Stated exercise |
Below is a listing. Gather each line of it that contains "text".

Data listing |
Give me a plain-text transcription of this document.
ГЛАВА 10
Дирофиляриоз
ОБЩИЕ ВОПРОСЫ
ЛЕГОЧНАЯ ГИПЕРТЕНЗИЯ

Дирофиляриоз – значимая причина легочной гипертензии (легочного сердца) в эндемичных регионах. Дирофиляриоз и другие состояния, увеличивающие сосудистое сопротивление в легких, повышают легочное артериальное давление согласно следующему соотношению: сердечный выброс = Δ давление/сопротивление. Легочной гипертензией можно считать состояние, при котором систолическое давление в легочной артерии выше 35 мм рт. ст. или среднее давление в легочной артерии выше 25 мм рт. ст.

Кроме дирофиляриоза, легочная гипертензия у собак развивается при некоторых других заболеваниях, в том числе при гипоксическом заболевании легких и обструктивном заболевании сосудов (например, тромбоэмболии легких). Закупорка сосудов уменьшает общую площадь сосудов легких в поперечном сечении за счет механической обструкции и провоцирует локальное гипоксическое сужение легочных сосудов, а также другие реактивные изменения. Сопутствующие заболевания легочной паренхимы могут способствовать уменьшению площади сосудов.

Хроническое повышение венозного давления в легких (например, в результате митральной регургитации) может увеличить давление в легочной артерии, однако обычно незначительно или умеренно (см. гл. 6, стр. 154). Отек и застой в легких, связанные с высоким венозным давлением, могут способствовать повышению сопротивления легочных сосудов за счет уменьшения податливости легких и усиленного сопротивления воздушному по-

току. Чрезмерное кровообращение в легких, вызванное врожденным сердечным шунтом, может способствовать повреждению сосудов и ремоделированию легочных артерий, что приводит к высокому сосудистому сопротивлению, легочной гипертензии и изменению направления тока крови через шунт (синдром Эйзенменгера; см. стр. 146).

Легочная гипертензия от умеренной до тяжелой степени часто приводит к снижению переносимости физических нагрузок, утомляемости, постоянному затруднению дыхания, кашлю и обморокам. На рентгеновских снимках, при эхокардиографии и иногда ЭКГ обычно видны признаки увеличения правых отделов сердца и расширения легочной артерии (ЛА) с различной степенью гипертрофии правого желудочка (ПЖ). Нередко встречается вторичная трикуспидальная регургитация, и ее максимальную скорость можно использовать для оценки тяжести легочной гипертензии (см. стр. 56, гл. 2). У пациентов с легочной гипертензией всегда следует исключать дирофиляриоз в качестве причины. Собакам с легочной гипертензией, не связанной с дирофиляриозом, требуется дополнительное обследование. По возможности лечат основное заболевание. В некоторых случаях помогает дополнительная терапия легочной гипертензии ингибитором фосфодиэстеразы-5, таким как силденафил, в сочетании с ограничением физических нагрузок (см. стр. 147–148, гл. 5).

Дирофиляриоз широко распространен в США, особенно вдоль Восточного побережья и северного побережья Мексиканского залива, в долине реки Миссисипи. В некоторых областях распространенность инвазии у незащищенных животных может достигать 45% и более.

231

==

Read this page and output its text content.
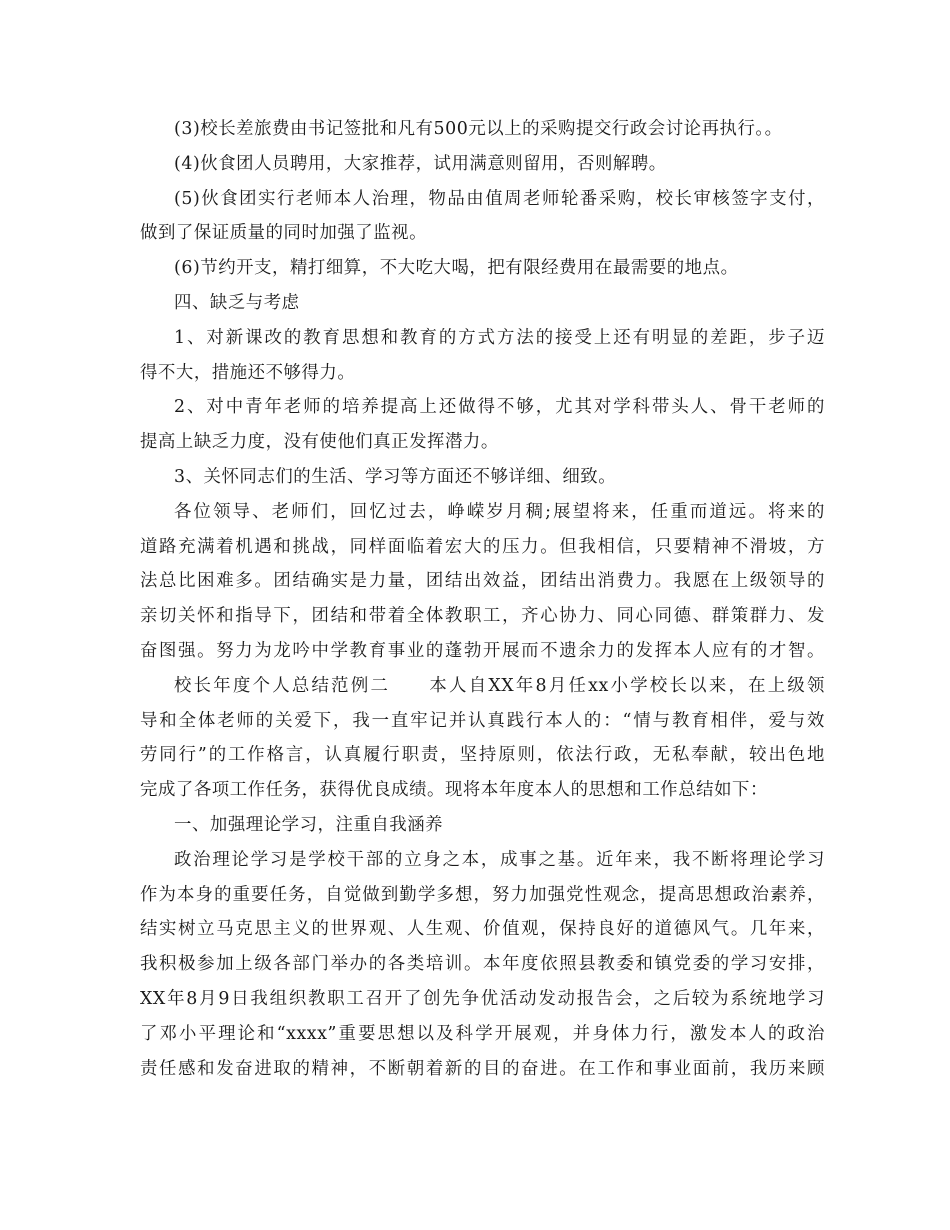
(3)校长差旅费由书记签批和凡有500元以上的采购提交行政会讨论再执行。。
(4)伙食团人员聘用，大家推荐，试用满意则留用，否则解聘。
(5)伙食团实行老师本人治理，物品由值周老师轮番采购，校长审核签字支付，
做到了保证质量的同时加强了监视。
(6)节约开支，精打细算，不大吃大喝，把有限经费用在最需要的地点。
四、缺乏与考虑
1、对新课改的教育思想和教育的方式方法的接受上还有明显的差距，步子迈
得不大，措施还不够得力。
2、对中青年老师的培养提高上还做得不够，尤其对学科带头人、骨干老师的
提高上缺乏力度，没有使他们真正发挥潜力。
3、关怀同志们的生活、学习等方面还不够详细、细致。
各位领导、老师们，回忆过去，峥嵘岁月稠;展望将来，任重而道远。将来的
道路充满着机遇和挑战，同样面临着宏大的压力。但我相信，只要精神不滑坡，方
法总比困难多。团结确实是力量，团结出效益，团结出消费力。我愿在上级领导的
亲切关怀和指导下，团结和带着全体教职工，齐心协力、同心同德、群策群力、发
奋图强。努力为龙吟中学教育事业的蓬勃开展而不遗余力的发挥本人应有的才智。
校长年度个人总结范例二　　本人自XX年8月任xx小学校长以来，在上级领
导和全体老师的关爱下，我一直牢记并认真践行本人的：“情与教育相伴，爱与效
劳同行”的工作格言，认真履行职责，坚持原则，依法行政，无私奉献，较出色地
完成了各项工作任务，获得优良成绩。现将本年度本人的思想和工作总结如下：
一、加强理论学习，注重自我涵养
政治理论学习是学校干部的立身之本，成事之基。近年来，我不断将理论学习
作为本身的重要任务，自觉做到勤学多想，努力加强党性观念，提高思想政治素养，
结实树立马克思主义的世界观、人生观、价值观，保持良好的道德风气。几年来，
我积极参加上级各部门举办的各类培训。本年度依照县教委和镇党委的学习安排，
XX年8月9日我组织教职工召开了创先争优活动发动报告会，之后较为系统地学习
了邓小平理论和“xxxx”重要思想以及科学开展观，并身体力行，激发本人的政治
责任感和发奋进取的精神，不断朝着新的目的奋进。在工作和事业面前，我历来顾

Problem solution |
Give me a plain-text transcription of this document.
Read this page and output its text content.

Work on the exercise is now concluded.